EXERCISE AIM: Gather every line that includes the word "last", please.

THE INPUT:
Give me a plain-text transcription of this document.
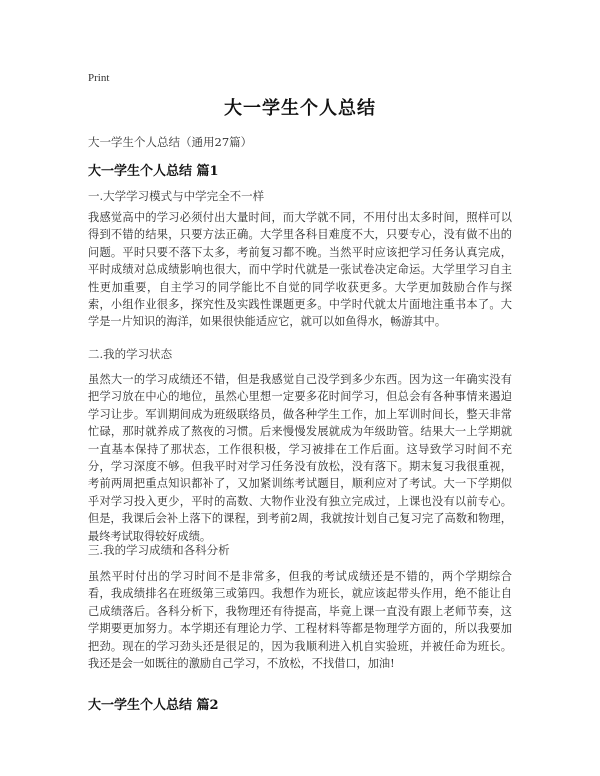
Print
大一学生个人总结
大一学生个人总结（通用27篇）
大一学生个人总结 篇1
一.大学学习模式与中学完全不一样
我感觉高中的学习必须付出大量时间，而大学就不同，不用付出太多时间，照样可以得到不错的结果，只要方法正确。大学里各科目难度不大，只要专心，没有做不出的问题。平时只要不落下太多，考前复习都不晚。当然平时应该把学习任务认真完成，平时成绩对总成绩影响也很大，而中学时代就是一张试卷决定命运。大学里学习自主性更加重要，自主学习的同学能比不自觉的同学收获更多。大学更加鼓励合作与探索，小组作业很多，探究性及实践性课题更多。中学时代就太片面地注重书本了。大学是一片知识的海洋，如果很快能适应它，就可以如鱼得水，畅游其中。
二.我的学习状态
虽然大一的学习成绩还不错，但是我感觉自己没学到多少东西。因为这一年确实没有把学习放在中心的地位，虽然心里想一定要多花时间学习，但总会有各种事情来遏迫学习让步。军训期间成为班级联络员，做各种学生工作，加上军训时间长，整天非常忙碌，那时就养成了熬夜的习惯。后来慢慢发展就成为年级助管。结果大一上学期就一直基本保持了那状态，工作很积极，学习被排在工作后面。这导致学习时间不充分，学习深度不够。但我平时对学习任务没有放松，没有落下。期末复习我很重视，考前两周把重点知识都补了，又加紧训练考试题目，顺利应对了考试。大一下学期似乎对学习投入更少，平时的高数、大物作业没有独立完成过，上课也没有以前专心。但是，我课后会补上落下的课程，到考前2周，我就按计划自己复习完了高数和物理，最终考试取得较好成绩。
三.我的学习成绩和各科分析
虽然平时付出的学习时间不是非常多，但我的考试成绩还是不错的，两个学期综合看，我成绩排名在班级第三或第四。我想作为班长，就应该起带头作用，绝不能让自己成绩落后。各科分析下，我物理还有待提高，毕竟上课一直没有跟上老师节奏，这学期要更加努力。本学期还有理论力学、工程材料等都是物理学方面的，所以我要加把劲。现在的学习劲头还是很足的，因为我顺利进入机自实验班，并被任命为班长。我还是会一如既往的激励自己学习，不放松，不找借口，加油!
大一学生个人总结 篇2
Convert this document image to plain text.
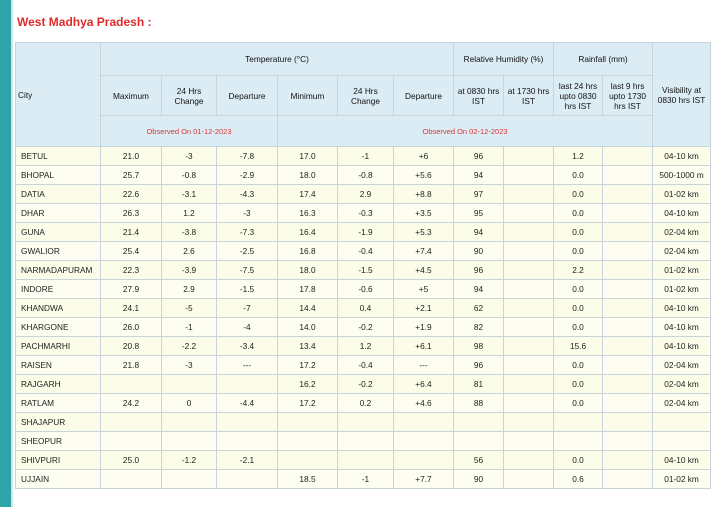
West Madhya Pradesh :
City	Temperature (°C)						Relative Humidity (%)		Rainfall (mm)		Visibility at 0830 hrs IST
	Maximum	24 Hrs Change	Departure	Minimum	24 Hrs Change	Departure	at 0830 hrs IST	at 1730 hrs IST	last 24 hrs upto 0830 hrs IST	last 9 hrs upto 1730 hrs IST	
	Observed On 01-12-2023			Observed On 02-12-2023							
BETUL	21.0	-3	-7.8	17.0	-1	+6	96		1.2		04-10 km
BHOPAL	25.7	-0.8	-2.9	18.0	-0.8	+5.6	94		0.0		500-1000 m
DATIA	22.6	-3.1	-4.3	17.4	2.9	+8.8	97		0.0		01-02 km
DHAR	26.3	1.2	-3	16.3	-0.3	+3.5	95		0.0		04-10 km
GUNA	21.4	-3.8	-7.3	16.4	-1.9	+5.3	94		0.0		02-04 km
GWALIOR	25.4	2.6	-2.5	16.8	-0.4	+7.4	90		0.0		02-04 km
NARMADAPURAM	22.3	-3.9	-7.5	18.0	-1.5	+4.5	96		2.2		01-02 km
INDORE	27.9	2.9	-1.5	17.8	-0.6	+5	94		0.0		01-02 km
KHANDWA	24.1	-5	-7	14.4	0.4	+2.1	62		0.0		04-10 km
KHARGONE	26.0	-1	-4	14.0	-0.2	+1.9	82		0.0		04-10 km
PACHMARHI	20.8	-2.2	-3.4	13.4	1.2	+6.1	98		15.6		04-10 km
RAISEN	21.8	-3	---	17.2	-0.4	---	96		0.0		02-04 km
RAJGARH				16.2	-0.2	+6.4	81		0.0		02-04 km
RATLAM	24.2	0	-4.4	17.2	0.2	+4.6	88		0.0		02-04 km
SHAJAPUR											
SHEOPUR											
SHIVPURI	25.0	-1.2	-2.1				56		0.0		04-10 km
UJJAIN				18.5	-1	+7.7	90		0.6		01-02 km
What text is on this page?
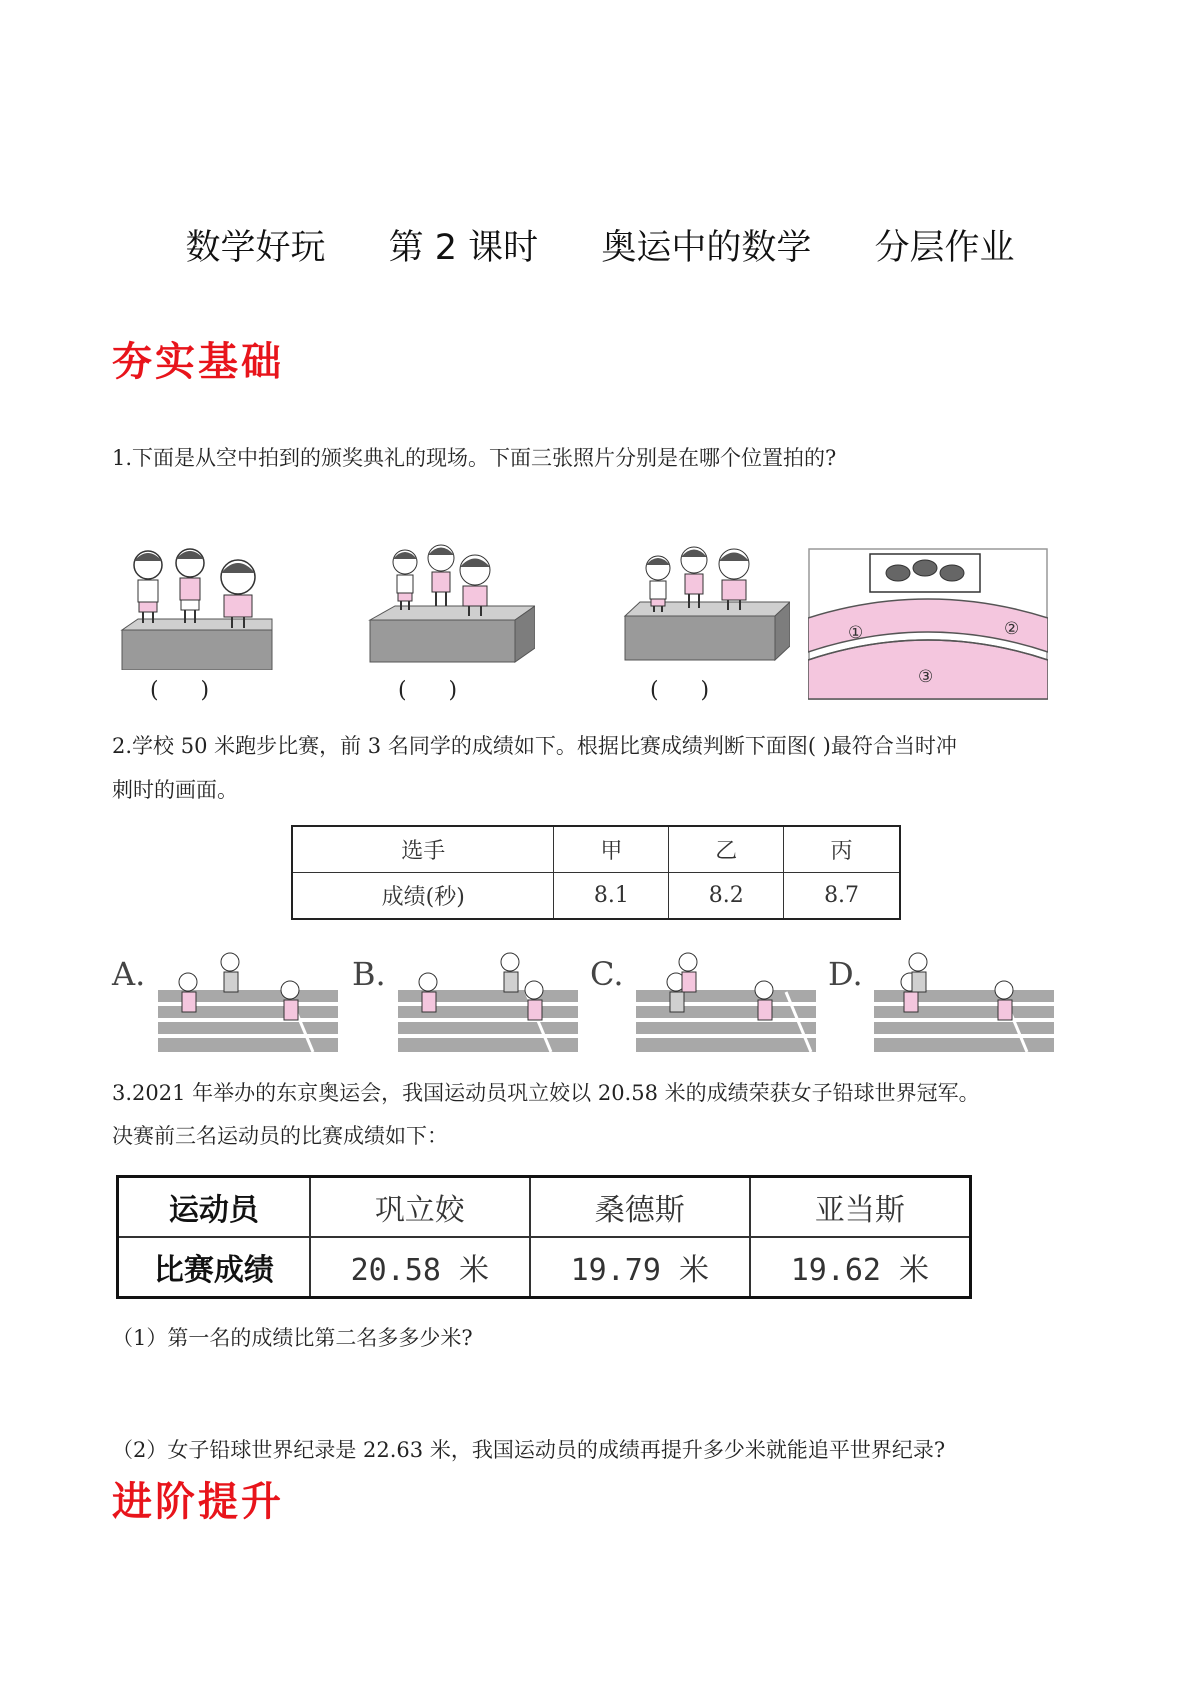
数学好玩 第 2 课时 奥运中的数学 分层作业
夯实基础
1.下面是从空中拍到的颁奖典礼的现场。下面三张照片分别是在哪个位置拍的?
(      )	(      )	(      )
①	②
③
2.学校 50 米跑步比赛，前 3 名同学的成绩如下。根据比赛成绩判断下面图( )最符合当时冲
刺时的画面。
选手	甲	乙	丙
成绩(秒)	8.1	8.2	8.7
A.	B.	C.	D.
3.2021 年举办的东京奥运会，我国运动员巩立姣以 20.58 米的成绩荣获女子铅球世界冠军。
决赛前三名运动员的比赛成绩如下：
运动员	巩立姣	桑德斯	亚当斯
比赛成绩	20.58 米	19.79 米	19.62 米
（1）第一名的成绩比第二名多多少米?
（2）女子铅球世界纪录是 22.63 米，我国运动员的成绩再提升多少米就能追平世界纪录?
进阶提升
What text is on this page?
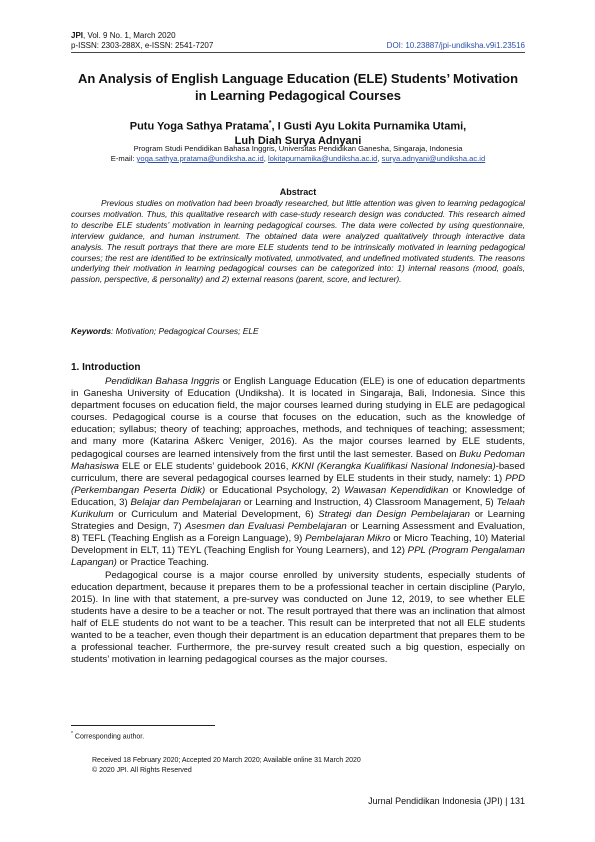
JPI, Vol. 9 No. 1, March 2020
p-ISSN: 2303-288X, e-ISSN: 2541-7207	DOI: 10.23887/jpi-undiksha.v9i1.23516
An Analysis of English Language Education (ELE) Students’ Motivation in Learning Pedagogical Courses
Putu Yoga Sathya Pratama*, I Gusti Ayu Lokita Purnamika Utami,
Luh Diah Surya Adnyani
Program Studi Pendidikan Bahasa Inggris, Universitas Pendidikan Ganesha, Singaraja, Indonesia
E-mail: yoga.sathya.pratama@undiksha.ac.id, lokitapurnamika@undiksha.ac.id, surya.adnyani@undiksha.ac.id
Abstract
Previous studies on motivation had been broadly researched, but little attention was given to learning pedagogical courses motivation. Thus, this qualitative research with case-study research design was conducted. This research aimed to describe ELE students’ motivation in learning pedagogical courses. The data were collected by using questionnaire, interview guidance, and human instrument. The obtained data were analyzed qualitatively through interactive data analysis. The result portrays that there are more ELE students tend to be intrinsically motivated in learning pedagogical courses; the rest are identified to be extrinsically motivated, unmotivated, and undefined motivated students. The reasons underlying their motivation in learning pedagogical courses can be categorized into: 1) internal reasons (mood, goals, passion, perspective, & personality) and 2) external reasons (parent, score, and lecturer).
Keywords: Motivation; Pedagogical Courses; ELE
1. Introduction

Pendidikan Bahasa Inggris or English Language Education (ELE) is one of education departments in Ganesha University of Education (Undiksha). It is located in Singaraja, Bali, Indonesia. Since this department focuses on education field, the major courses learned during studying in ELE are pedagogical courses. Pedagogical course is a course that focuses on the education, such as the knowledge of education; syllabus; theory of teaching; approaches, methods, and techniques of teaching; assessment; and many more (Katarina Aškerc Veniger, 2016). As the major courses learned by ELE students, pedagogical courses are learned intensively from the first until the last semester. Based on Buku Pedoman Mahasiswa ELE or ELE students’ guidebook 2016, KKNI (Kerangka Kualifikasi Nasional Indonesia)-based curriculum, there are several pedagogical courses learned by ELE students in their study, namely: 1) PPD (Perkembangan Peserta Didik) or Educational Psychology, 2) Wawasan Kependidikan or Knowledge of Education, 3) Belajar dan Pembelajaran or Learning and Instruction, 4) Classroom Management, 5) Telaah Kurikulum or Curriculum and Material Development, 6) Strategi dan Design Pembelajaran or Learning Strategies and Design, 7) Asesmen dan Evaluasi Pembelajaran or Learning Assessment and Evaluation, 8) TEFL (Teaching English as a Foreign Language), 9) Pembelajaran Mikro or Micro Teaching, 10) Material Development in ELT, 11) TEYL (Teaching English for Young Learners), and 12) PPL (Program Pengalaman Lapangan) or Practice Teaching.

Pedagogical course is a major course enrolled by university students, especially students of education department, because it prepares them to be a professional teacher in certain discipline (Parylo, 2015). In line with that statement, a pre-survey was conducted on June 12, 2019, to see whether ELE students have a desire to be a teacher or not. The result portrayed that there was an inclination that almost half of ELE students do not want to be a teacher. This result can be interpreted that not all ELE students wanted to be a teacher, even though their department is an education department that prepares them to be a professional teacher. Furthermore, the pre-survey result created such a big question, especially on students’ motivation in learning pedagogical courses as the major courses.

* Corresponding author.
Received 18 February 2020; Accepted 20 March 2020; Available online 31 March 2020
© 2020 JPI. All Rights Reserved
Jurnal Pendidikan Indonesia (JPI) | 131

CORRECT OUTPUT:
	Maximum	24 Hrs Change	Departure	Minimum	24 Hrs Change	Departure	at 0830 hrs IST	at 1730 hrs IST	last 24 hrs upto 0830 hrs IST	last 9 hrs upto 1730 hrs IST	
Pendidikan Bahasa Inggris or English Language Education (ELE) is one of education departments in Ganesha University of Education (Undiksha). It is located in Singaraja, Bali, Indonesia. Since this department focuses on education field, the major courses learned during studying in ELE are pedagogical courses. Pedagogical course is a course that focuses on the education, such as the knowledge of education; syllabus; theory of teaching; approaches, methods, and techniques of teaching; assessment; and many more (Katarina Aškerc Veniger, 2016). As the major courses learned by ELE students, pedagogical courses are learned intensively from the first until the last semester. Based on Buku Pedoman Mahasiswa ELE or ELE students’ guidebook 2016, KKNI (Kerangka Kualifikasi Nasional Indonesia)-based curriculum, there are several pedagogical courses learned by ELE students in their study, namely: 1) PPD (Perkembangan Peserta Didik) or Educational Psychology, 2) Wawasan Kependidikan or Knowledge of Education, 3) Belajar dan Pembelajaran or Learning and Instruction, 4) Classroom Management, 5) Telaah Kurikulum or Curriculum and Material Development, 6) Strategi dan Design Pembelajaran or Learning Strategies and Design, 7) Asesmen dan Evaluasi Pembelajaran or Learning Assessment and Evaluation, 8) TEFL (Teaching English as a Foreign Language), 9) Pembelajaran Mikro or Micro Teaching, 10) Material Development in ELT, 11) TEYL (Teaching English for Young Learners), and 12) PPL (Program Pengalaman Lapangan) or Practice Teaching.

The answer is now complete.